=== LISTING ===

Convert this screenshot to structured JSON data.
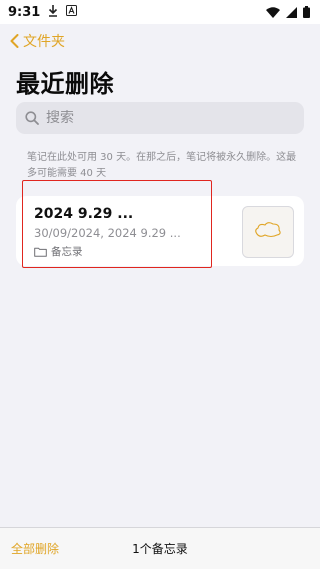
{
  "status_bar": {
    "time": "9:31",
    "icons": [
      "download-icon",
      "a-icon",
      "wifi-icon",
      "signal-icon",
      "battery-icon"
    ]
  },
  "nav": {
    "back_label": "文件夹",
    "accent": "#e0a526"
  },
  "page": {
    "title": "最近删除"
  },
  "search": {
    "placeholder": "搜索"
  },
  "notice": "笔记在此处可用 30 天。在那之后，笔记将被永久删除。这最多可能需要 40 天",
  "notes": [
    {
      "title": "2024 9.29 ...",
      "subtitle": "30/09/2024,  2024 9.29 ...",
      "folder": "备忘录"
    }
  ],
  "bottom_bar": {
    "delete_all_label": "全部删除",
    "count_label": "1个备忘录"
  },
  "colors": {
    "accent": "#e0a526",
    "highlight": "#e0261f",
    "background": "#f2f2f7"
  }
}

===

▶ [INSTRUCTIONS TO FOLLOW]
Retype every entry verbatim and exclude the pictures from the copy.

▶ [REPLY]
Convert this screenshot to structured JSON data.
{
  "status_bar": {
    "time": "9:31",
    "icons": [
      "download-icon",
      "a-icon",
      "wifi-icon",
      "signal-icon",
      "battery-icon"
    ]
  },
  "nav": {
    "back_label": "文件夹",
    "accent": "#e0a526"
  },
  "page": {
    "title": "最近删除"
  },
  "search": {
    "placeholder": "搜索"
  },
  "notice": "笔记在此处可用 30 天。在那之后，笔记将被永久删除。这最多可能需要 40 天",
  "notes": [
    {
      "title": "2024 9.29 ...",
      "subtitle": "30/09/2024,  2024 9.29 ...",
      "folder": "备忘录"
    }
  ],
  "bottom_bar": {
    "delete_all_label": "全部删除",
    "count_label": "1个备忘录"
  },
  "colors": {
    "accent": "#e0a526",
    "highlight": "#e0261f",
    "background": "#f2f2f7"
  }
}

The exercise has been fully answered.